**Supplied entries**
--- begin ---
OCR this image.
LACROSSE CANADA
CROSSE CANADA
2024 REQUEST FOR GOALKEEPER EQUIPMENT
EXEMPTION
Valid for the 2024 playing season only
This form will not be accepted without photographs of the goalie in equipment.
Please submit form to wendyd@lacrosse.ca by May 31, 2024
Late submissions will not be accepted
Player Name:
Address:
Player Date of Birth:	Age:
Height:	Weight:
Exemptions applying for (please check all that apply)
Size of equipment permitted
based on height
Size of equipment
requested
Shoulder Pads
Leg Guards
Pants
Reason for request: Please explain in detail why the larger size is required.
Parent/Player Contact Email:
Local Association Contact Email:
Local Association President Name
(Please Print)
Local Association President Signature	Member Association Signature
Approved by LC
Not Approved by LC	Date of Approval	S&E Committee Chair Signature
--- end ---
**The exercise**
Show every line from the listing above in which the string "Name" appears.

**Task result**
Player Name:
Local Association President Name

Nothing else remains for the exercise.